§ DATASET ROWS
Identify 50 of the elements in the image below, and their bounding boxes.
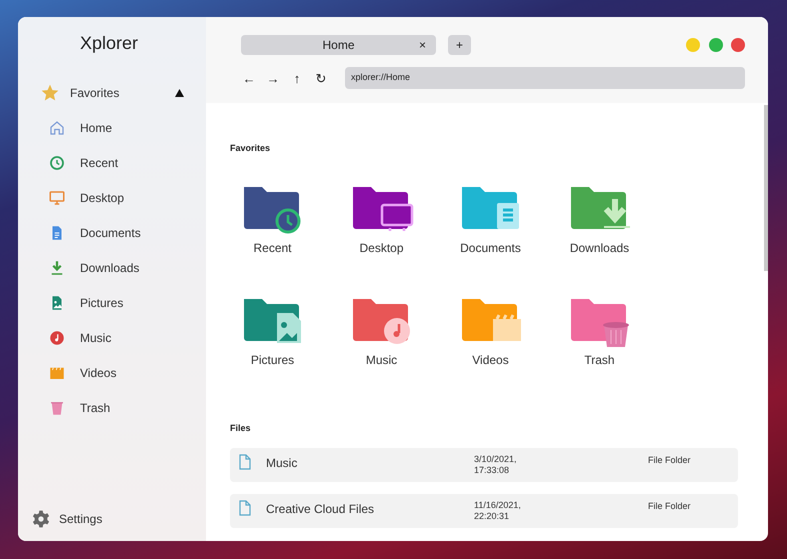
sidebar-item[interactable]: Downloads: [80, 259, 140, 277]
caret-icon[interactable]: [175, 89, 184, 97]
folder-label[interactable]: Desktop: [359, 238, 404, 256]
settings-link[interactable]: Settings: [31, 509, 102, 529]
sidebar-item[interactable]: Videos: [80, 364, 116, 382]
new-tab-button[interactable]: +: [448, 35, 471, 55]
refresh-button[interactable]: ↻: [313, 72, 329, 84]
browser-tab[interactable]: Home ×: [241, 35, 436, 55]
file-row[interactable]: Music 3/10/2021, 17:33:08 File Folder: [230, 448, 738, 482]
section-heading: Files: [230, 422, 251, 434]
file-row[interactable]: Creative Cloud Files 11/16/2021, 22:20:31 File Folder: [230, 494, 738, 528]
sidebar-item[interactable]: Documents: [80, 224, 141, 242]
up-button[interactable]: ↑: [289, 72, 305, 84]
folder-label[interactable]: Recent: [253, 238, 292, 256]
folder-label[interactable]: Downloads: [570, 238, 630, 256]
file-name: Creative Cloud Files: [266, 501, 376, 518]
folder-label[interactable]: Trash: [584, 350, 615, 368]
file-icon: [238, 454, 252, 470]
file-icon: [238, 500, 252, 516]
history-icon: [48, 154, 66, 172]
address-bar[interactable]: xplorer://Home: [345, 67, 745, 89]
section-heading: Favorites: [230, 142, 270, 155]
folder-label[interactable]: Videos: [472, 350, 509, 368]
sidebar-item[interactable]: Pictures: [80, 294, 124, 312]
music-icon: [48, 329, 66, 347]
file-type: File Folder: [648, 500, 691, 513]
tab-close-button[interactable]: ×: [418, 36, 426, 54]
forward-button[interactable]: →: [265, 72, 281, 84]
file-name: Music: [266, 455, 298, 472]
folder-label[interactable]: Documents: [460, 238, 521, 256]
star-icon: [40, 83, 60, 103]
close-button[interactable]: [731, 38, 745, 52]
sidebar-item[interactable]: Recent: [80, 154, 118, 172]
folder-label[interactable]: Music: [366, 350, 398, 368]
file-date: 3/10/2021, 17:33:08: [474, 454, 518, 476]
file-type: File Folder: [648, 454, 691, 467]
sidebar-item[interactable]: Desktop: [80, 189, 124, 207]
sidebar-item[interactable]: Home: [80, 119, 112, 137]
settings-icon: [31, 509, 51, 529]
maximize-button[interactable]: [709, 38, 723, 52]
trash-icon: [48, 399, 66, 417]
back-button[interactable]: ←: [241, 72, 257, 84]
sidebar-item[interactable]: Trash: [80, 399, 110, 417]
sidebar-section-label[interactable]: Favorites: [70, 84, 120, 102]
sidebar-item[interactable]: Music: [80, 329, 112, 347]
file-date: 11/16/2021, 22:20:31: [474, 500, 522, 522]
folder-label[interactable]: Pictures: [250, 350, 294, 368]
app-title: Xplorer: [80, 32, 140, 55]
monitor-icon: [48, 189, 66, 207]
home-icon: [48, 119, 66, 137]
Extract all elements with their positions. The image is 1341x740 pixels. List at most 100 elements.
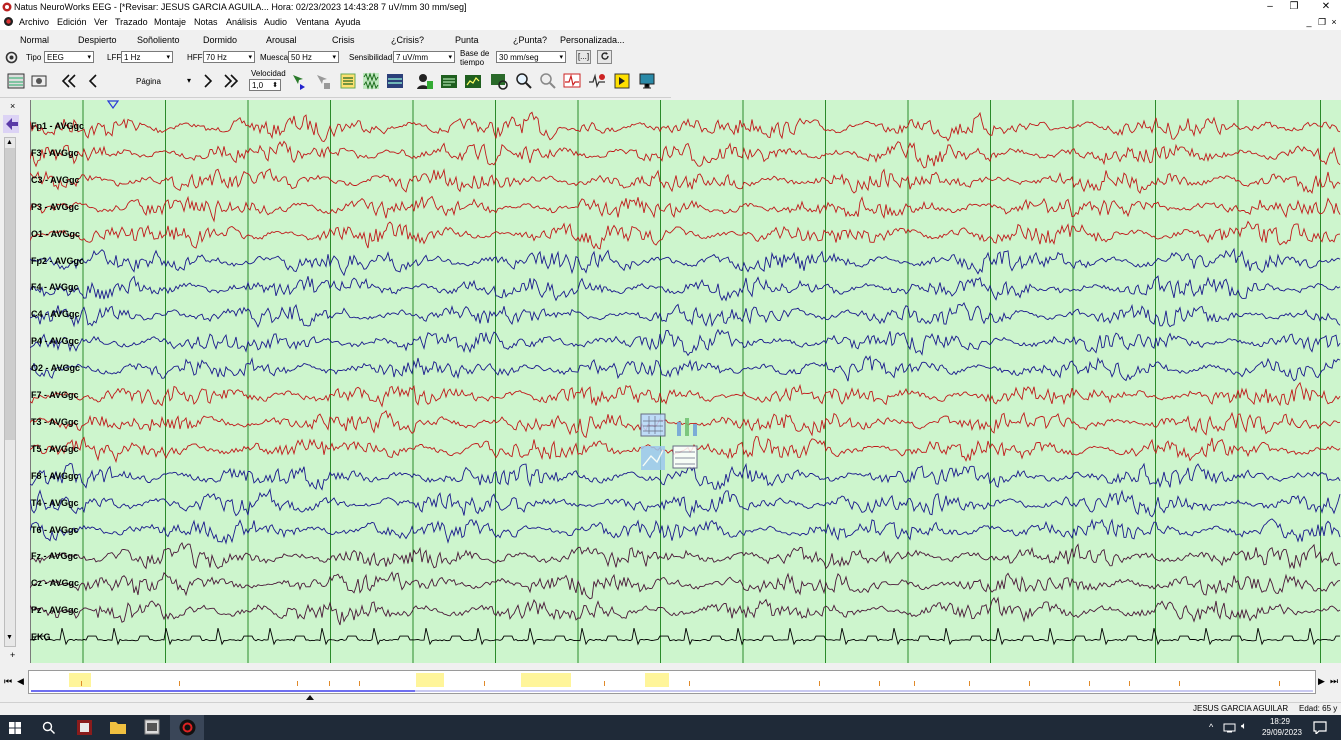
- first-page-icon[interactable]: [60, 72, 78, 90]
- spike-detection-icon[interactable]: [563, 72, 581, 90]
- timeline-event-tick[interactable]: [297, 681, 298, 686]
- timeline-overview[interactable]: [28, 670, 1316, 694]
- velocidad-spinner[interactable]: 1,0 ⬍: [249, 79, 281, 91]
- cursor-stop-icon[interactable]: [314, 72, 332, 90]
- channel-label[interactable]: Pz - AVGgc: [31, 605, 79, 615]
- timeline-end-icon[interactable]: ⏭: [1330, 676, 1338, 687]
- timeline-event-tick[interactable]: [604, 681, 605, 686]
- waveforms-icon[interactable]: [362, 72, 380, 90]
- channel-label[interactable]: P3 - AVGgc: [31, 202, 79, 212]
- timeline-event-tick[interactable]: [969, 681, 970, 686]
- preset-personalizada[interactable]: Personalizada...: [560, 35, 625, 45]
- mdi-close-button[interactable]: ×: [1328, 17, 1340, 27]
- preset-dormido[interactable]: Dormido: [203, 35, 237, 45]
- menu-edicion[interactable]: Edición: [57, 17, 87, 27]
- channel-label[interactable]: C3 - AVGgc: [31, 175, 80, 185]
- hff-select[interactable]: 70 Hz ▾: [203, 51, 255, 63]
- taskbar-active-app[interactable]: [170, 715, 204, 740]
- last-page-icon[interactable]: [222, 72, 240, 90]
- report-icon[interactable]: [440, 72, 458, 90]
- menu-archivo[interactable]: Archivo: [19, 17, 49, 27]
- ecg-detection-icon[interactable]: [588, 72, 606, 90]
- base-tiempo-select[interactable]: 30 mm/seg ▾: [496, 51, 566, 63]
- timeline-event-tick[interactable]: [914, 681, 915, 686]
- channel-label[interactable]: O2 - AVGgc: [31, 363, 80, 373]
- tray-chevron-icon[interactable]: ^: [1209, 722, 1213, 732]
- refresh-button[interactable]: [597, 50, 612, 64]
- channel-label[interactable]: T6 - AVGgc: [31, 525, 79, 535]
- menu-montaje[interactable]: Montaje: [154, 17, 186, 27]
- channel-label[interactable]: EKG: [31, 632, 51, 642]
- timeline-event-tick[interactable]: [1179, 681, 1180, 686]
- restore-button[interactable]: ❐: [1282, 0, 1306, 14]
- screen-layout-icon[interactable]: [386, 72, 404, 90]
- vertical-scroll-thumb[interactable]: [5, 148, 15, 440]
- gear-icon[interactable]: [5, 51, 18, 64]
- sensibilidad-select[interactable]: 7 uV/mm ▾: [393, 51, 455, 63]
- timeline-event-tick[interactable]: [879, 681, 880, 686]
- channel-label[interactable]: Fp2 - AVGgc: [31, 256, 84, 266]
- menu-ver[interactable]: Ver: [94, 17, 108, 27]
- mdi-restore-button[interactable]: ❐: [1316, 17, 1328, 28]
- timeline-event-tick[interactable]: [81, 681, 82, 686]
- muesca-select[interactable]: 50 Hz ▾: [288, 51, 339, 63]
- events-list-icon[interactable]: [339, 72, 357, 90]
- preset-crisis-q[interactable]: ¿Crisis?: [391, 35, 424, 45]
- preset-despierto[interactable]: Despierto: [78, 35, 117, 45]
- monitor-icon[interactable]: [638, 72, 656, 90]
- channel-label[interactable]: Fp1 - AVGgc: [31, 121, 84, 131]
- bracket-button[interactable]: [...]: [576, 50, 591, 64]
- patient-info-icon[interactable]: [416, 72, 434, 90]
- channel-label[interactable]: O1 - AVGgc: [31, 229, 80, 239]
- lff-select[interactable]: 1 Hz ▾: [121, 51, 173, 63]
- timeline-event-tick[interactable]: [1089, 681, 1090, 686]
- trends-icon[interactable]: [464, 72, 482, 90]
- clock-time[interactable]: 18:29: [1256, 717, 1290, 726]
- menu-audio[interactable]: Audio: [264, 17, 287, 27]
- scroll-up-icon[interactable]: ▲: [6, 139, 13, 146]
- time-cursor-marker-icon[interactable]: [107, 100, 119, 109]
- timeline-event-tick[interactable]: [1279, 681, 1280, 686]
- marker-icon[interactable]: [613, 72, 631, 90]
- preset-punta-q[interactable]: ¿Punta?: [513, 35, 547, 45]
- channel-label[interactable]: T4 - AVGgc: [31, 498, 79, 508]
- clock-date[interactable]: 29/09/2023: [1246, 728, 1302, 737]
- menu-ventana[interactable]: Ventana: [296, 17, 329, 27]
- timeline-event-tick[interactable]: [179, 681, 180, 686]
- timeline-back-icon[interactable]: ◀: [17, 676, 24, 687]
- close-panel-icon[interactable]: ×: [10, 101, 15, 111]
- close-button[interactable]: ✕: [1314, 0, 1338, 14]
- preset-sonoliento[interactable]: Soñoliento: [137, 35, 180, 45]
- timeline-position-icon[interactable]: [306, 695, 314, 700]
- timeline-event-tick[interactable]: [1129, 681, 1130, 686]
- file-explorer-icon[interactable]: [110, 720, 126, 734]
- previous-page-icon[interactable]: [84, 72, 102, 90]
- tipo-select[interactable]: EEG ▾: [44, 51, 94, 63]
- timeline-event-tick[interactable]: [484, 681, 485, 686]
- timeline-event-tick[interactable]: [689, 681, 690, 686]
- scroll-down-icon[interactable]: ▼: [6, 634, 13, 641]
- menu-trazado[interactable]: Trazado: [115, 17, 148, 27]
- search-icon[interactable]: [42, 721, 55, 734]
- menu-analisis[interactable]: Análisis: [226, 17, 257, 27]
- channel-label[interactable]: Fz - AVGgc: [31, 551, 78, 561]
- back-arrow-icon[interactable]: [3, 115, 19, 133]
- minimize-button[interactable]: –: [1258, 0, 1282, 14]
- zoom-out-icon[interactable]: [539, 72, 557, 90]
- channel-label[interactable]: T3 - AVGgc: [31, 417, 79, 427]
- taskbar-app-neuroworks-icon[interactable]: [76, 719, 93, 736]
- channel-label[interactable]: C4 - AVGgc: [31, 309, 80, 319]
- zoom-in-icon[interactable]: [515, 72, 533, 90]
- panel-pin-icon[interactable]: +: [10, 650, 15, 660]
- channel-label[interactable]: Cz - AVGgc: [31, 578, 79, 588]
- channel-label[interactable]: F7 - AVGgc: [31, 390, 79, 400]
- channel-label[interactable]: T5 - AVGgc: [31, 444, 79, 454]
- timeline-event-tick[interactable]: [819, 681, 820, 686]
- timeline-event-tick[interactable]: [329, 681, 330, 686]
- channel-label[interactable]: F3 - AVGgc: [31, 148, 79, 158]
- cursor-play-icon[interactable]: [290, 72, 308, 90]
- preset-normal[interactable]: Normal: [20, 35, 49, 45]
- preset-crisis[interactable]: Crisis: [332, 35, 355, 45]
- timeline-event-tick[interactable]: [1029, 681, 1030, 686]
- timeline-event-tick[interactable]: [359, 681, 360, 686]
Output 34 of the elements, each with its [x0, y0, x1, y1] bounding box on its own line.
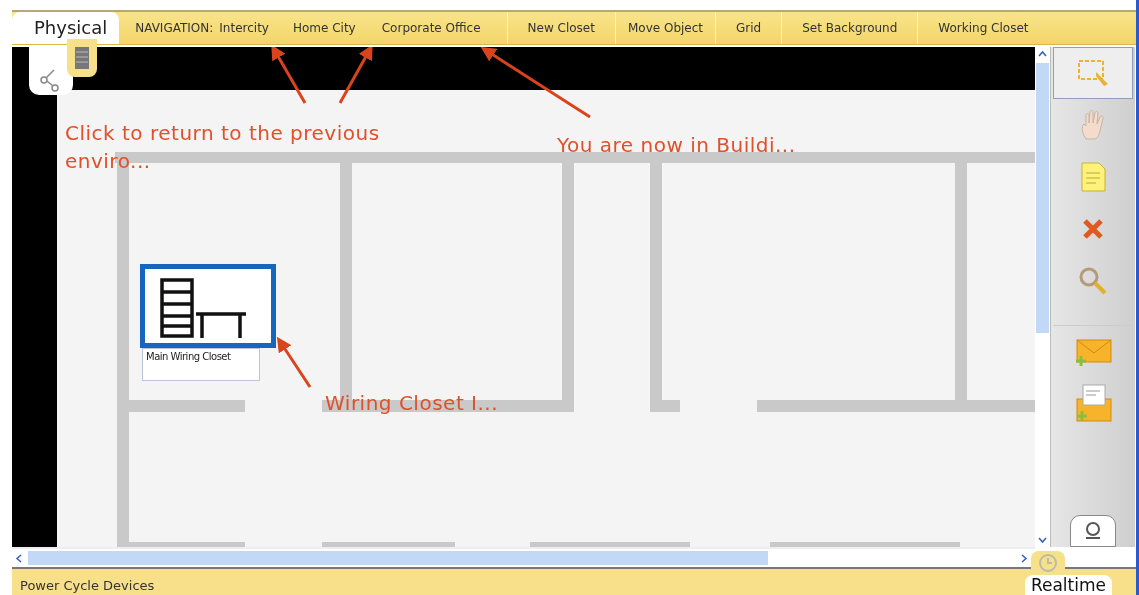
- toolbar-button[interactable]: Set Background: [781, 12, 918, 44]
- rack-icon: [74, 46, 90, 70]
- logical-view-button[interactable]: [29, 47, 73, 95]
- physical-view-button[interactable]: [67, 39, 97, 77]
- annotation-text: Click to return to the previous enviro...: [65, 120, 381, 175]
- select-icon: [1076, 58, 1110, 88]
- toolbar-button[interactable]: Working Closet: [917, 12, 1049, 44]
- toolbar-button[interactable]: Grid: [715, 12, 782, 44]
- envelope-icon: [1073, 336, 1113, 366]
- annotation-arrow: [271, 47, 307, 104]
- toolbar-button[interactable]: New Closet: [506, 12, 615, 44]
- wiring-closet-device[interactable]: [140, 264, 276, 348]
- navigation-link[interactable]: Corporate Office: [381, 21, 481, 35]
- navigation-link[interactable]: Home City: [292, 21, 356, 35]
- annotation-text: Wiring Closet I...: [325, 390, 500, 417]
- open-envelope-icon: [1073, 383, 1113, 423]
- device-name-field[interactable]: Main Wiring Closet: [142, 348, 260, 381]
- horizontal-scrollbar[interactable]: [12, 547, 1035, 567]
- delete-icon: [1081, 217, 1105, 241]
- viewport-button[interactable]: [1070, 515, 1116, 547]
- vertical-scrollbar[interactable]: [1035, 47, 1050, 547]
- status-text: Power Cycle Devices: [19, 578, 155, 595]
- search-icon: [1078, 266, 1108, 296]
- annotation-arrow: [276, 336, 312, 388]
- physical-tab[interactable]: Physical: [12, 12, 120, 44]
- navigation-label: NAVIGATION:: [135, 21, 214, 35]
- annotation-arrow: [338, 47, 373, 104]
- navigation-link[interactable]: Intercity: [219, 21, 269, 35]
- note-icon: [1079, 161, 1107, 193]
- time-mode-label: Realtime: [1024, 575, 1112, 595]
- annotation-text: You are now in Buildi...: [557, 132, 797, 159]
- toolbar-button[interactable]: Move Object: [614, 12, 716, 44]
- network-icon: [40, 67, 62, 93]
- clock-icon: [1037, 552, 1060, 574]
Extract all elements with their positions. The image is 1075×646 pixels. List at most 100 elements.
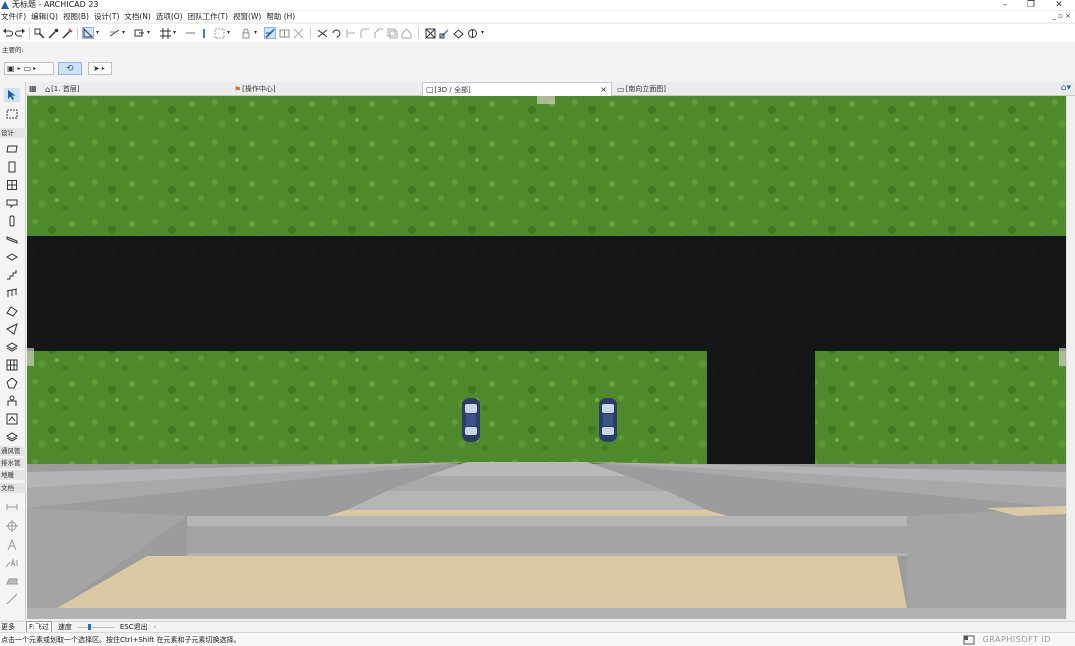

§ EXERCISE PROMPT
Copy out the lines of the listing verbatim, starting with the line that contains "sidebar-item[interactable]: Downloads: [80, 259, 140, 277]" and going on through the line that contains "address-bar[interactable]: xplorer://Home: [345, 67, 745, 89]", both included.

§ FINAL RESULT
sidebar-item[interactable]: Downloads: [80, 259, 140, 277]
caret-icon[interactable]: [175, 89, 184, 97]
folder-label[interactable]: Desktop: [359, 238, 404, 256]
settings-link[interactable]: Settings: [31, 509, 102, 529]
sidebar-item[interactable]: Videos: [80, 364, 116, 382]
new-tab-button[interactable]: +: [448, 35, 471, 55]
refresh-button[interactable]: ↻: [313, 72, 329, 84]
browser-tab[interactable]: Home ×: [241, 35, 436, 55]
file-row[interactable]: Music 3/10/2021, 17:33:08 File Folder: [230, 448, 738, 482]
section-heading: Files: [230, 422, 251, 434]
file-row[interactable]: Creative Cloud Files 11/16/2021, 22:20:31 File Folder: [230, 494, 738, 528]
sidebar-item[interactable]: Documents: [80, 224, 141, 242]
up-button[interactable]: ↑: [289, 72, 305, 84]
folder-label[interactable]: Recent: [253, 238, 292, 256]
folder-label[interactable]: Downloads: [570, 238, 630, 256]
file-name: Creative Cloud Files: [266, 501, 376, 518]
folder-label[interactable]: Trash: [584, 350, 615, 368]
file-icon: [238, 454, 252, 470]
file-icon: [238, 500, 252, 516]
history-icon: [48, 154, 66, 172]
address-bar[interactable]: xplorer://Home: [345, 67, 745, 89]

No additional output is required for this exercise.